> AIM OF THE EXERCISE: Repeat every entry in the listing below, exactly.

> ENTRIES:
◆ ◆ ◆ ◆
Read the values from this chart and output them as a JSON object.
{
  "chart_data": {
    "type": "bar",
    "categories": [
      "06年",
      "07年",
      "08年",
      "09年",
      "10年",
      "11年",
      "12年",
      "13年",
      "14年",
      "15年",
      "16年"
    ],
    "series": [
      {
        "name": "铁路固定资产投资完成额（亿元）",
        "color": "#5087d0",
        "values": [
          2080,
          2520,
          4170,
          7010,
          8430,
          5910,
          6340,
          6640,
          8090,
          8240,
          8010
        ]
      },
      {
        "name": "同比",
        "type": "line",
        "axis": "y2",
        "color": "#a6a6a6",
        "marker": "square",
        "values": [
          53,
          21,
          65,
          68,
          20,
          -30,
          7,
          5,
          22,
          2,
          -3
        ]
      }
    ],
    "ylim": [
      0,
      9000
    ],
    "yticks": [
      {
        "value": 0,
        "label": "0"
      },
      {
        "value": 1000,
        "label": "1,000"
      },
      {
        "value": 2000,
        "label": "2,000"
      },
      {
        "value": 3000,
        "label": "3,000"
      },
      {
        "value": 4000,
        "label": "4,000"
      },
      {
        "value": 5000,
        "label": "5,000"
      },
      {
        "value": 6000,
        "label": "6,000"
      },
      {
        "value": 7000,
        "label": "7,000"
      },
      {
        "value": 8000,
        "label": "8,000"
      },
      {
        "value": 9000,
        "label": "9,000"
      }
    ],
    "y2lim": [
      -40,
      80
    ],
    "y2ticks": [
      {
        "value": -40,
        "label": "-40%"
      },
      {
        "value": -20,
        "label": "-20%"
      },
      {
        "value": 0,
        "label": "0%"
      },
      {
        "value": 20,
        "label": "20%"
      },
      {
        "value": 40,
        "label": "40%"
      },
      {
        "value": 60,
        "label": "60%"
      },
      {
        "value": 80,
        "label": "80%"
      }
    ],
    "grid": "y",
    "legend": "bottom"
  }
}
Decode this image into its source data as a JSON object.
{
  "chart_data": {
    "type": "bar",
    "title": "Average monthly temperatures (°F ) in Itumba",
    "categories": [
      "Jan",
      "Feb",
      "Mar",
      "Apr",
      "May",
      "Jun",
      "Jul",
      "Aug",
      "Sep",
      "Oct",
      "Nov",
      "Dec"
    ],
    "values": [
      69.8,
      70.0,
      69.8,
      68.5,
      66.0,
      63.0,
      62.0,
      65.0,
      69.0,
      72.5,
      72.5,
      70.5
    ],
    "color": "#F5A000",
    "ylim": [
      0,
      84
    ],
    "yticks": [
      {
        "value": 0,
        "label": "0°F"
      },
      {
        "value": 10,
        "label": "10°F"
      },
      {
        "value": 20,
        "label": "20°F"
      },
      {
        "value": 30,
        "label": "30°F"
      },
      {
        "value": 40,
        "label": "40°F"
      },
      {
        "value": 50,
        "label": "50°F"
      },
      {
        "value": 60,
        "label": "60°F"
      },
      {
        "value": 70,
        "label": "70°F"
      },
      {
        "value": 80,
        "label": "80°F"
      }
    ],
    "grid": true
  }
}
◆ ◆ ◆ ◆
> ANSWER IN FULL:
Read the values from this chart and output them as a JSON object.
{
  "chart_data": {
    "type": "bar",
    "categories": [
      "06年",
      "07年",
      "08年",
      "09年",
      "10年",
      "11年",
      "12年",
      "13年",
      "14年",
      "15年",
      "16年"
    ],
    "series": [
      {
        "name": "铁路固定资产投资完成额（亿元）",
        "color": "#5087d0",
        "values": [
          2080,
          2520,
          4170,
          7010,
          8430,
          5910,
          6340,
          6640,
          8090,
          8240,
          8010
        ]
      },
      {
        "name": "同比",
        "type": "line",
        "axis": "y2",
        "color": "#a6a6a6",
        "marker": "square",
        "values": [
          53,
          21,
          65,
          68,
          20,
          -30,
          7,
          5,
          22,
          2,
          -3
        ]
      }
    ],
    "ylim": [
      0,
      9000
    ],
    "yticks": [
      {
        "value": 0,
        "label": "0"
      },
      {
        "value": 1000,
        "label": "1,000"
      },
      {
        "value": 2000,
        "label": "2,000"
      },
      {
        "value": 3000,
        "label": "3,000"
      },
      {
        "value": 4000,
        "label": "4,000"
      },
      {
        "value": 5000,
        "label": "5,000"
      },
      {
        "value": 6000,
        "label": "6,000"
      },
      {
        "value": 7000,
        "label": "7,000"
      },
      {
        "value": 8000,
        "label": "8,000"
      },
      {
        "value": 9000,
        "label": "9,000"
      }
    ],
    "y2lim": [
      -40,
      80
    ],
    "y2ticks": [
      {
        "value": -40,
        "label": "-40%"
      },
      {
        "value": -20,
        "label": "-20%"
      },
      {
        "value": 0,
        "label": "0%"
      },
      {
        "value": 20,
        "label": "20%"
      },
      {
        "value": 40,
        "label": "40%"
      },
      {
        "value": 60,
        "label": "60%"
      },
      {
        "value": 80,
        "label": "80%"
      }
    ],
    "grid": "y",
    "legend": "bottom"
  }
}
Decode this image into its source data as a JSON object.
{
  "chart_data": {
    "type": "bar",
    "title": "Average monthly temperatures (°F ) in Itumba",
    "categories": [
      "Jan",
      "Feb",
      "Mar",
      "Apr",
      "May",
      "Jun",
      "Jul",
      "Aug",
      "Sep",
      "Oct",
      "Nov",
      "Dec"
    ],
    "values": [
      69.8,
      70.0,
      69.8,
      68.5,
      66.0,
      63.0,
      62.0,
      65.0,
      69.0,
      72.5,
      72.5,
      70.5
    ],
    "color": "#F5A000",
    "ylim": [
      0,
      84
    ],
    "yticks": [
      {
        "value": 0,
        "label": "0°F"
      },
      {
        "value": 10,
        "label": "10°F"
      },
      {
        "value": 20,
        "label": "20°F"
      },
      {
        "value": 30,
        "label": "30°F"
      },
      {
        "value": 40,
        "label": "40°F"
      },
      {
        "value": 50,
        "label": "50°F"
      },
      {
        "value": 60,
        "label": "60°F"
      },
      {
        "value": 70,
        "label": "70°F"
      },
      {
        "value": 80,
        "label": "80°F"
      }
    ],
    "grid": true
  }
}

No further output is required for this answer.